Directive>
Reply with the count of lines holding "screenshot", nothing more.

Dataset records>
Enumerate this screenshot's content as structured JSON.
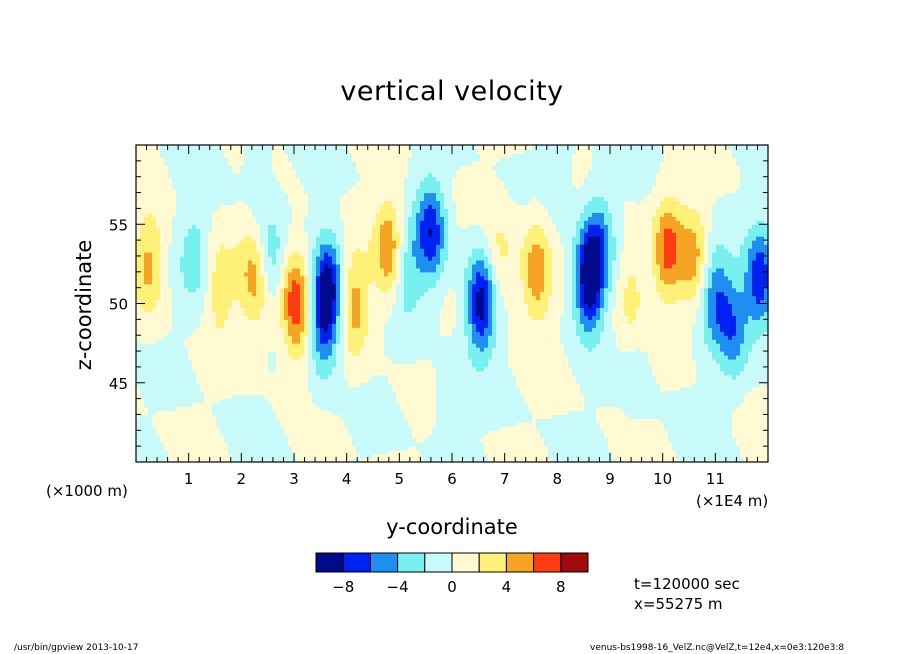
{
  "chart_data": {
    "type": "heatmap",
    "title": "vertical velocity",
    "xlabel": "y-coordinate",
    "ylabel": "z-coordinate",
    "x_unit_left": "(×1000 m)",
    "x_unit_right": "(×1E4 m)",
    "xlim": [
      0,
      12
    ],
    "ylim": [
      40,
      60
    ],
    "x_ticks": [
      1,
      2,
      3,
      4,
      5,
      6,
      7,
      8,
      9,
      10,
      11
    ],
    "y_ticks": [
      45,
      50,
      55
    ],
    "grid": false,
    "colorbar": {
      "levels": [
        -10,
        -8,
        -6,
        -4,
        -2,
        0,
        2,
        4,
        6,
        8,
        10
      ],
      "tick_labels": [
        "−8",
        "−4",
        "0",
        "4",
        "8"
      ],
      "tick_values": [
        -8,
        -4,
        0,
        4,
        8
      ],
      "colors": [
        "#000a8c",
        "#0022f0",
        "#1e8ef0",
        "#78f0f0",
        "#c8fafa",
        "#fffad2",
        "#fff078",
        "#f5a523",
        "#ff3c14",
        "#a00a0a"
      ]
    },
    "features": [
      {
        "x": 0.25,
        "z": 52.5,
        "w": 4.5
      },
      {
        "x": 1.1,
        "z": 53.0,
        "w": -3.0
      },
      {
        "x": 1.6,
        "z": 51.0,
        "w": 3.2
      },
      {
        "x": 2.2,
        "z": 52.0,
        "w": 3.5
      },
      {
        "x": 2.4,
        "z": 50.8,
        "w": 2.6
      },
      {
        "x": 2.55,
        "z": 52.5,
        "w": -4.2
      },
      {
        "x": 3.0,
        "z": 50.5,
        "w": 5.5
      },
      {
        "x": 3.1,
        "z": 49.0,
        "w": 2.8
      },
      {
        "x": 3.65,
        "z": 51.0,
        "w": -8.5
      },
      {
        "x": 3.55,
        "z": 48.5,
        "w": -5.0
      },
      {
        "x": 4.15,
        "z": 50.0,
        "w": 5.0
      },
      {
        "x": 4.8,
        "z": 53.5,
        "w": 6.0
      },
      {
        "x": 5.6,
        "z": 54.5,
        "w": -7.5
      },
      {
        "x": 5.15,
        "z": 52.0,
        "w": -3.5
      },
      {
        "x": 6.55,
        "z": 50.0,
        "w": -9.0
      },
      {
        "x": 6.9,
        "z": 52.8,
        "w": 2.8
      },
      {
        "x": 7.6,
        "z": 52.0,
        "w": 5.5
      },
      {
        "x": 8.6,
        "z": 51.5,
        "w": -10.0
      },
      {
        "x": 8.8,
        "z": 54.0,
        "w": -4.5
      },
      {
        "x": 9.4,
        "z": 50.5,
        "w": 3.0
      },
      {
        "x": 10.1,
        "z": 53.5,
        "w": 6.5
      },
      {
        "x": 10.6,
        "z": 53.0,
        "w": 4.5
      },
      {
        "x": 11.0,
        "z": 50.5,
        "w": -5.5
      },
      {
        "x": 11.35,
        "z": 48.5,
        "w": -5.0
      },
      {
        "x": 11.85,
        "z": 51.5,
        "w": -7.5
      },
      {
        "x": 6.0,
        "z": 43.0,
        "w": -1.5
      },
      {
        "x": 9.5,
        "z": 46.0,
        "w": -1.2
      },
      {
        "x": 2.3,
        "z": 58.0,
        "w": -1.2
      },
      {
        "x": 8.0,
        "z": 58.0,
        "w": -1.0
      }
    ],
    "time_label": "t=120000 sec",
    "position_label": "x=55275 m"
  },
  "footer": {
    "left": "/usr/bin/gpview  2013-10-17",
    "right": "venus-bs1998-16_VelZ.nc@VelZ,t=12e4,x=0e3:120e3:8"
  }
}
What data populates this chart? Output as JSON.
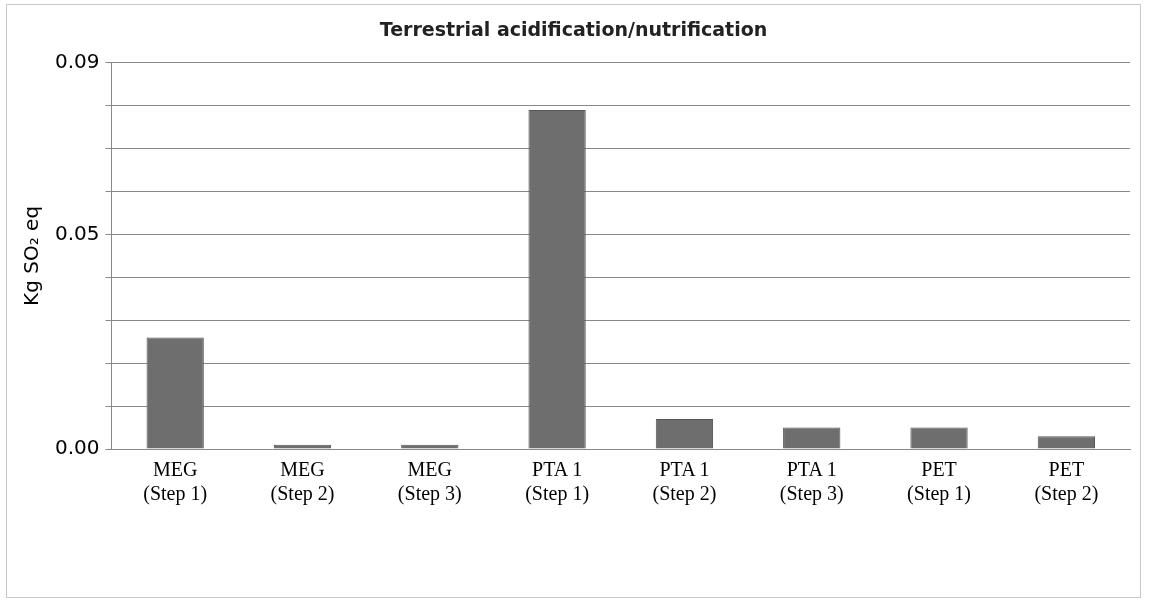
{
  "chart_data": {
    "type": "bar",
    "title": "Terrestrial acidification/nutrification",
    "ylabel": "Kg SO₂ eq",
    "categories": [
      "MEG (Step 1)",
      "MEG (Step 2)",
      "MEG (Step 3)",
      "PTA 1 (Step 1)",
      "PTA 1 (Step 2)",
      "PTA 1 (Step 3)",
      "PET (Step 1)",
      "PET (Step 2)"
    ],
    "values": [
      0.026,
      0.001,
      0.001,
      0.079,
      0.007,
      0.005,
      0.005,
      0.003
    ],
    "color": "#6e6e6e",
    "ylim": [
      0,
      0.09
    ],
    "yticks": [
      {
        "value": 0,
        "label": "0.00"
      },
      {
        "value": 0.01,
        "label": null
      },
      {
        "value": 0.02,
        "label": null
      },
      {
        "value": 0.03,
        "label": null
      },
      {
        "value": 0.04,
        "label": null
      },
      {
        "value": 0.05,
        "label": "0.05"
      },
      {
        "value": 0.06,
        "label": null
      },
      {
        "value": 0.07,
        "label": null
      },
      {
        "value": 0.08,
        "label": null
      },
      {
        "value": 0.09,
        "label": "0.09"
      }
    ],
    "grid": "y",
    "legend": false
  }
}
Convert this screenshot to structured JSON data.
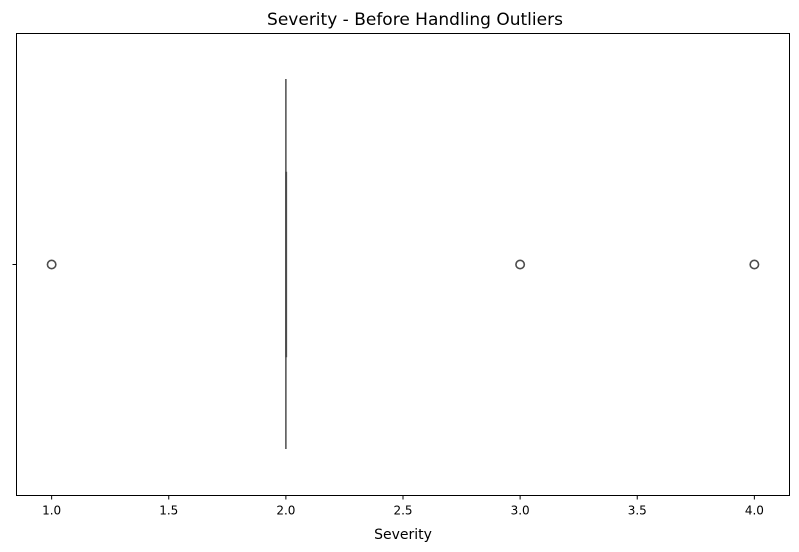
{
  "chart_data": {
    "type": "boxplot",
    "title": "Severity - Before Handling Outliers",
    "xlabel": "Severity",
    "ylabel": "",
    "xlim": [
      0.85,
      4.15
    ],
    "xticks": [
      1.0,
      1.5,
      2.0,
      2.5,
      3.0,
      3.5,
      4.0
    ],
    "xtick_labels": [
      "1.0",
      "1.5",
      "2.0",
      "2.5",
      "3.0",
      "3.5",
      "4.0"
    ],
    "orientation": "horizontal",
    "grid": false,
    "box": {
      "min": 2.0,
      "q1": 2.0,
      "median": 2.0,
      "q3": 2.0,
      "max": 2.0
    },
    "outliers": [
      1.0,
      3.0,
      4.0
    ]
  },
  "colors": {
    "box_line": "#4d4d4d",
    "axis": "#000000",
    "background": "#ffffff"
  }
}
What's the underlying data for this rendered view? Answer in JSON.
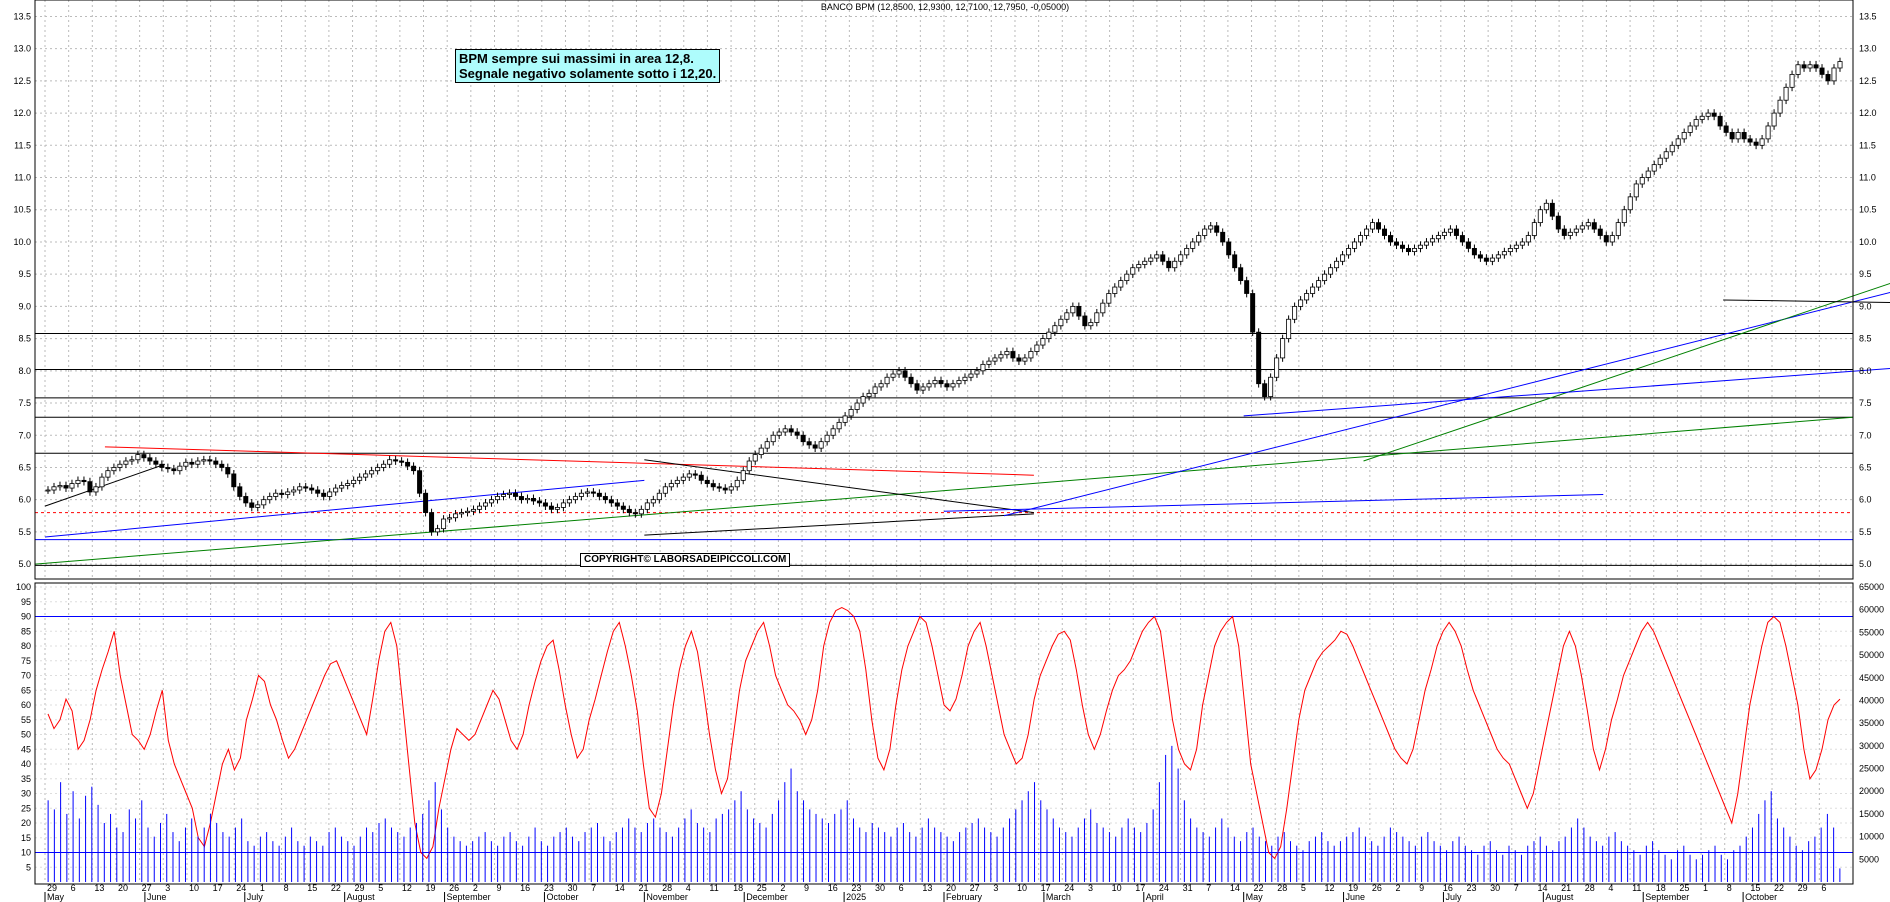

Task solution>
2